**Written exercise**. The records below should be written out again, exactly.

**Dataset**.
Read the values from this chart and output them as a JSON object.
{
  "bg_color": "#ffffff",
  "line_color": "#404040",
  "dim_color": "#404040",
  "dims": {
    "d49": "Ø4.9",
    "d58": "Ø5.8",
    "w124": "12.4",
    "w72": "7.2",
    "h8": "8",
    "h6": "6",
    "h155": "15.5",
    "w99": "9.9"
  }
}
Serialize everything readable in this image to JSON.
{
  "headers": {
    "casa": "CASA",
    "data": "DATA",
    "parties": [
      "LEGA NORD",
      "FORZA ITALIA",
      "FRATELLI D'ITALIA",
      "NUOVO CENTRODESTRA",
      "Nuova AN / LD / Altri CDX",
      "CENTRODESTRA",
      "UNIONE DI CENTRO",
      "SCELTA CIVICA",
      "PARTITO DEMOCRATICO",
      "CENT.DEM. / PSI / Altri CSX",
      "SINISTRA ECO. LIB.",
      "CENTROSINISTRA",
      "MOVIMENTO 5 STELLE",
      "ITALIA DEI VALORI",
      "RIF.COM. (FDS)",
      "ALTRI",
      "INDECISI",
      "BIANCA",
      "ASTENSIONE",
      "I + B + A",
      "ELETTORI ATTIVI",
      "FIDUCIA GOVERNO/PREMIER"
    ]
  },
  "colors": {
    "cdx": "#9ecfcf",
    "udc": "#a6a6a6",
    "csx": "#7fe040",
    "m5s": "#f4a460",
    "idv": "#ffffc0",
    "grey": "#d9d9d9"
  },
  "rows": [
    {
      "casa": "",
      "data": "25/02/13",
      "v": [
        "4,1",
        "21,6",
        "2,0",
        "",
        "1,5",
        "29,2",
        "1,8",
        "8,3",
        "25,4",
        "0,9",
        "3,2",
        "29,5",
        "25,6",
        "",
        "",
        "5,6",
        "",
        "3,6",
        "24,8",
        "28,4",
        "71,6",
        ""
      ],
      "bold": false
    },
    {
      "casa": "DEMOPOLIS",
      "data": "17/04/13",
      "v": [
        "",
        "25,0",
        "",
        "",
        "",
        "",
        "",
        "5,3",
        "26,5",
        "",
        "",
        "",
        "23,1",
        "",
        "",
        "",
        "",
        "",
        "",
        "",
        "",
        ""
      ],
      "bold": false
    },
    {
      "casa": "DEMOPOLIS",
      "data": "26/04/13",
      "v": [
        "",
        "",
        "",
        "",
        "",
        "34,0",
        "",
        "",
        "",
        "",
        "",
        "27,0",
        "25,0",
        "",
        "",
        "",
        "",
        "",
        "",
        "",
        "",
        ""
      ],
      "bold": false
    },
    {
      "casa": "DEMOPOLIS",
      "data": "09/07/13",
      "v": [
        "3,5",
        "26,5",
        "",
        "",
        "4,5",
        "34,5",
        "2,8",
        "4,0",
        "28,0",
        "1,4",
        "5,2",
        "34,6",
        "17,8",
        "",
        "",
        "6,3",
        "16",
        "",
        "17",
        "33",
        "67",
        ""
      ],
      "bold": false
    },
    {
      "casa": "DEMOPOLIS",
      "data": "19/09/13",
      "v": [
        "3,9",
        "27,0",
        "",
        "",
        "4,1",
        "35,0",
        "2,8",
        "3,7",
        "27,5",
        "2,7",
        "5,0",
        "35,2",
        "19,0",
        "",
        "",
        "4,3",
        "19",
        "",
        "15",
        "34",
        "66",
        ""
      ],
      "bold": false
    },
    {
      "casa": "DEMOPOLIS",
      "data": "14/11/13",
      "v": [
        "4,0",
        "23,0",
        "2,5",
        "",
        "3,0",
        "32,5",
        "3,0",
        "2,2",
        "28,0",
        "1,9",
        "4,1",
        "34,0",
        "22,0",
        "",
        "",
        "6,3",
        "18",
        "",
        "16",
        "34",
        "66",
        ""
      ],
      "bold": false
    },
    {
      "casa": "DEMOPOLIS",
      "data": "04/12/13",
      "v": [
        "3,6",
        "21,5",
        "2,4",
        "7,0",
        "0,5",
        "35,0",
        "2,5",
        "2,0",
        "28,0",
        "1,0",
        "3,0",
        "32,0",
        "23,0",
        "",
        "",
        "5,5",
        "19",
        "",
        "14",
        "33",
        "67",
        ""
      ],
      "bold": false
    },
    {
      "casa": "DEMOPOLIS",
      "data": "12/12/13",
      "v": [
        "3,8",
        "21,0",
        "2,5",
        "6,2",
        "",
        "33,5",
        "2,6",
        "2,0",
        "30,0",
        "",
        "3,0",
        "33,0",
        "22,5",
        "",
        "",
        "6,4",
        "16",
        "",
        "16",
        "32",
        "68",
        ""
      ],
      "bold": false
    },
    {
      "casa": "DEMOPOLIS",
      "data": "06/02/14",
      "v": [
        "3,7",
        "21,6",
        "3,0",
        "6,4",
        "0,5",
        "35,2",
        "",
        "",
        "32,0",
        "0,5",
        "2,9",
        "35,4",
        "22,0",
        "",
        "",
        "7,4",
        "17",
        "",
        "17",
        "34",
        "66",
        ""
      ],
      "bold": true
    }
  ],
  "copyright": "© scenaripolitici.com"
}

**Answer for the task**.
Read the values from this chart and output them as a JSON object.
{
  "bg_color": "#ffffff",
  "line_color": "#404040",
  "dim_color": "#404040",
  "dims": {
    "d49": "Ø4.9",
    "d58": "Ø5.8",
    "w124": "12.4",
    "w72": "7.2",
    "h8": "8",
    "h6": "6",
    "h155": "15.5",
    "w99": "9.9"
  }
}
Serialize everything readable in this image to JSON.
{
  "headers": {
    "casa": "CASA",
    "data": "DATA",
    "parties": [
      "LEGA NORD",
      "FORZA ITALIA",
      "FRATELLI D'ITALIA",
      "NUOVO CENTRODESTRA",
      "Nuova AN / LD / Altri CDX",
      "CENTRODESTRA",
      "UNIONE DI CENTRO",
      "SCELTA CIVICA",
      "PARTITO DEMOCRATICO",
      "CENT.DEM. / PSI / Altri CSX",
      "SINISTRA ECO. LIB.",
      "CENTROSINISTRA",
      "MOVIMENTO 5 STELLE",
      "ITALIA DEI VALORI",
      "RIF.COM. (FDS)",
      "ALTRI",
      "INDECISI",
      "BIANCA",
      "ASTENSIONE",
      "I + B + A",
      "ELETTORI ATTIVI",
      "FIDUCIA GOVERNO/PREMIER"
    ]
  },
  "colors": {
    "cdx": "#9ecfcf",
    "udc": "#a6a6a6",
    "csx": "#7fe040",
    "m5s": "#f4a460",
    "idv": "#ffffc0",
    "grey": "#d9d9d9"
  },
  "rows": [
    {
      "casa": "",
      "data": "25/02/13",
      "v": [
        "4,1",
        "21,6",
        "2,0",
        "",
        "1,5",
        "29,2",
        "1,8",
        "8,3",
        "25,4",
        "0,9",
        "3,2",
        "29,5",
        "25,6",
        "",
        "",
        "5,6",
        "",
        "3,6",
        "24,8",
        "28,4",
        "71,6",
        ""
      ],
      "bold": false
    },
    {
      "casa": "DEMOPOLIS",
      "data": "17/04/13",
      "v": [
        "",
        "25,0",
        "",
        "",
        "",
        "",
        "",
        "5,3",
        "26,5",
        "",
        "",
        "",
        "23,1",
        "",
        "",
        "",
        "",
        "",
        "",
        "",
        "",
        ""
      ],
      "bold": false
    },
    {
      "casa": "DEMOPOLIS",
      "data": "26/04/13",
      "v": [
        "",
        "",
        "",
        "",
        "",
        "34,0",
        "",
        "",
        "",
        "",
        "",
        "27,0",
        "25,0",
        "",
        "",
        "",
        "",
        "",
        "",
        "",
        "",
        ""
      ],
      "bold": false
    },
    {
      "casa": "DEMOPOLIS",
      "data": "09/07/13",
      "v": [
        "3,5",
        "26,5",
        "",
        "",
        "4,5",
        "34,5",
        "2,8",
        "4,0",
        "28,0",
        "1,4",
        "5,2",
        "34,6",
        "17,8",
        "",
        "",
        "6,3",
        "16",
        "",
        "17",
        "33",
        "67",
        ""
      ],
      "bold": false
    },
    {
      "casa": "DEMOPOLIS",
      "data": "19/09/13",
      "v": [
        "3,9",
        "27,0",
        "",
        "",
        "4,1",
        "35,0",
        "2,8",
        "3,7",
        "27,5",
        "2,7",
        "5,0",
        "35,2",
        "19,0",
        "",
        "",
        "4,3",
        "19",
        "",
        "15",
        "34",
        "66",
        ""
      ],
      "bold": false
    },
    {
      "casa": "DEMOPOLIS",
      "data": "14/11/13",
      "v": [
        "4,0",
        "23,0",
        "2,5",
        "",
        "3,0",
        "32,5",
        "3,0",
        "2,2",
        "28,0",
        "1,9",
        "4,1",
        "34,0",
        "22,0",
        "",
        "",
        "6,3",
        "18",
        "",
        "16",
        "34",
        "66",
        ""
      ],
      "bold": false
    },
    {
      "casa": "DEMOPOLIS",
      "data": "04/12/13",
      "v": [
        "3,6",
        "21,5",
        "2,4",
        "7,0",
        "0,5",
        "35,0",
        "2,5",
        "2,0",
        "28,0",
        "1,0",
        "3,0",
        "32,0",
        "23,0",
        "",
        "",
        "5,5",
        "19",
        "",
        "14",
        "33",
        "67",
        ""
      ],
      "bold": false
    },
    {
      "casa": "DEMOPOLIS",
      "data": "12/12/13",
      "v": [
        "3,8",
        "21,0",
        "2,5",
        "6,2",
        "",
        "33,5",
        "2,6",
        "2,0",
        "30,0",
        "",
        "3,0",
        "33,0",
        "22,5",
        "",
        "",
        "6,4",
        "16",
        "",
        "16",
        "32",
        "68",
        ""
      ],
      "bold": false
    },
    {
      "casa": "DEMOPOLIS",
      "data": "06/02/14",
      "v": [
        "3,7",
        "21,6",
        "3,0",
        "6,4",
        "0,5",
        "35,2",
        "",
        "",
        "32,0",
        "0,5",
        "2,9",
        "35,4",
        "22,0",
        "",
        "",
        "7,4",
        "17",
        "",
        "17",
        "34",
        "66",
        ""
      ],
      "bold": true
    }
  ],
  "copyright": "© scenaripolitici.com"
}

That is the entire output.